What you have to do => Wherever a line below holds the word "Arthroscopy", copy that line.
※ ※ ※
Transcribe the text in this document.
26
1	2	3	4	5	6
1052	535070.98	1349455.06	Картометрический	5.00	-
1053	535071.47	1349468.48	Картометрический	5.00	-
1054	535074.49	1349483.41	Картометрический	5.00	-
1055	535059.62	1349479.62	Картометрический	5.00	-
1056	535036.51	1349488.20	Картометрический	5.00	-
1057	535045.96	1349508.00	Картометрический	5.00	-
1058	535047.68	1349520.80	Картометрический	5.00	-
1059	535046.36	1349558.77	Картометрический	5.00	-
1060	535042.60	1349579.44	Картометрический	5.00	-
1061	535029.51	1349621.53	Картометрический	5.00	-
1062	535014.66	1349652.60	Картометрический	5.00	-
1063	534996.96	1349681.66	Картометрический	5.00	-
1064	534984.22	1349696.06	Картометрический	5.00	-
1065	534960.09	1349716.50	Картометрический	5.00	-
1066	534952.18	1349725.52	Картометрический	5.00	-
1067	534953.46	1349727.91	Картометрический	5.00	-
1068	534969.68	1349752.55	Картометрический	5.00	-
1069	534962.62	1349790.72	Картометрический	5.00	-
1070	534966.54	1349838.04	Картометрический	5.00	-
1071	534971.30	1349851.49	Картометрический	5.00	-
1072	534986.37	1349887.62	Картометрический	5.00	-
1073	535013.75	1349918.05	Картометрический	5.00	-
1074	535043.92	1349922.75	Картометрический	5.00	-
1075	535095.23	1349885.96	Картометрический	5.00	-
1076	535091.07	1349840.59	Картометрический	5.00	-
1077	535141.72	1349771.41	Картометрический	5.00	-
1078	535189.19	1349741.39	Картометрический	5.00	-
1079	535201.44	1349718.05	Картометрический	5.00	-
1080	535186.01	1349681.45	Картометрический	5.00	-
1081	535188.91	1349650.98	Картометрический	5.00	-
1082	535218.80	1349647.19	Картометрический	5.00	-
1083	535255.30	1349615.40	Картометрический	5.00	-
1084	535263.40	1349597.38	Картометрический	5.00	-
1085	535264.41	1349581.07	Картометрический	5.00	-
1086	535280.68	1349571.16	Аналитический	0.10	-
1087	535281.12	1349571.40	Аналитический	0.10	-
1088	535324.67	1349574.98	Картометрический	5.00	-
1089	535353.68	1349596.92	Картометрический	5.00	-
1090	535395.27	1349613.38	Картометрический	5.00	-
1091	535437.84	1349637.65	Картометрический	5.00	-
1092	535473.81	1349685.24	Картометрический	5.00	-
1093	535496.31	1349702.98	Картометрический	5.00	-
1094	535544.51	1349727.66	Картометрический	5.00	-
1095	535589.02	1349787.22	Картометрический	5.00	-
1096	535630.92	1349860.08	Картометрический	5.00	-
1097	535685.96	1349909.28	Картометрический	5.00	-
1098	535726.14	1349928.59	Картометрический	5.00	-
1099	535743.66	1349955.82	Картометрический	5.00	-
※ ※ ※
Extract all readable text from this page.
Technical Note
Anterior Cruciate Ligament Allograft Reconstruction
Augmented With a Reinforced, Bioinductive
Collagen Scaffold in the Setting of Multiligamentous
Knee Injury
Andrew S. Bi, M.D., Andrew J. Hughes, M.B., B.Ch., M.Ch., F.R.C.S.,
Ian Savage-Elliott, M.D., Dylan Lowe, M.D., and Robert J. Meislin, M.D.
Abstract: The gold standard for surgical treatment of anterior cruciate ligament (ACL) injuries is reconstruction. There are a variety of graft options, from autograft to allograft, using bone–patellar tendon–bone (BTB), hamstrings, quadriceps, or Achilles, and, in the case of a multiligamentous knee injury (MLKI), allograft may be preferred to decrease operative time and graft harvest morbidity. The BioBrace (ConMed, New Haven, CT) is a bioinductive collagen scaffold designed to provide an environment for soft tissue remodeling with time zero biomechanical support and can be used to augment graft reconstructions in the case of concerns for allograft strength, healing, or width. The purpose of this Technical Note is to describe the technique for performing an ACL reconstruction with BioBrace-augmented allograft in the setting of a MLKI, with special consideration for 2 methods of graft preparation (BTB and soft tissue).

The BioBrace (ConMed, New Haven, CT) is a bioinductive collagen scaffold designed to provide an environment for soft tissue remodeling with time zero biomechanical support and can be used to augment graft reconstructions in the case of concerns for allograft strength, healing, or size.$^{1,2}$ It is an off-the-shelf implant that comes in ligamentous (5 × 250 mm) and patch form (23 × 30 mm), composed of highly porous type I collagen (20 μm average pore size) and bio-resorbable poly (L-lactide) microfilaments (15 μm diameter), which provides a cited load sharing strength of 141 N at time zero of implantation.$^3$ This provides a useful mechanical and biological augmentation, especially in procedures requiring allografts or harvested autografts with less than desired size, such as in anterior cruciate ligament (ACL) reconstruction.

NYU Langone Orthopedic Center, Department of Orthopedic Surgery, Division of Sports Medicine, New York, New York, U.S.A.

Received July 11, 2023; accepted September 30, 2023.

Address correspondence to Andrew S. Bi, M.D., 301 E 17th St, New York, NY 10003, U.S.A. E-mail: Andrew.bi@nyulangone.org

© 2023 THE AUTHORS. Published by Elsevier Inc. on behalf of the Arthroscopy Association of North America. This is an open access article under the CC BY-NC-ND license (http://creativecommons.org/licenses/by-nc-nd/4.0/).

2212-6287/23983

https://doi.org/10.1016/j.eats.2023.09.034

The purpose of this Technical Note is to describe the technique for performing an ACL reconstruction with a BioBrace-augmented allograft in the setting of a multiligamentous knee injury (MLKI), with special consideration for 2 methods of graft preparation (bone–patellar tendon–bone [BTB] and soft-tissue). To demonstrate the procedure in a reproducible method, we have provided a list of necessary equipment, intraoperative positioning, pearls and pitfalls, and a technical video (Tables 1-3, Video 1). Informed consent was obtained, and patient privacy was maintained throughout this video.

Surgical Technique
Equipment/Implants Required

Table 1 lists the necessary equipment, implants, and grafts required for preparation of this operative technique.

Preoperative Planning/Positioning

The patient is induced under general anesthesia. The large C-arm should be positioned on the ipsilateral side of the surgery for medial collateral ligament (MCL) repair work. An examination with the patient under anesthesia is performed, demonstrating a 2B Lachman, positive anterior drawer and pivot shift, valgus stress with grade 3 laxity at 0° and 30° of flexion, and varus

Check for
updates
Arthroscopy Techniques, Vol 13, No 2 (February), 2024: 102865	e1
※ ※ ※
Full output =>
© 2023 THE AUTHORS. Published by Elsevier Inc. on behalf of the Arthroscopy Association of North America. This is an open access article under the CC BY-NC-ND license (http://creativecommons.org/licenses/by-nc-nd/4.0/).
Arthroscopy Techniques, Vol 13, No 2 (February), 2024: 102865	e1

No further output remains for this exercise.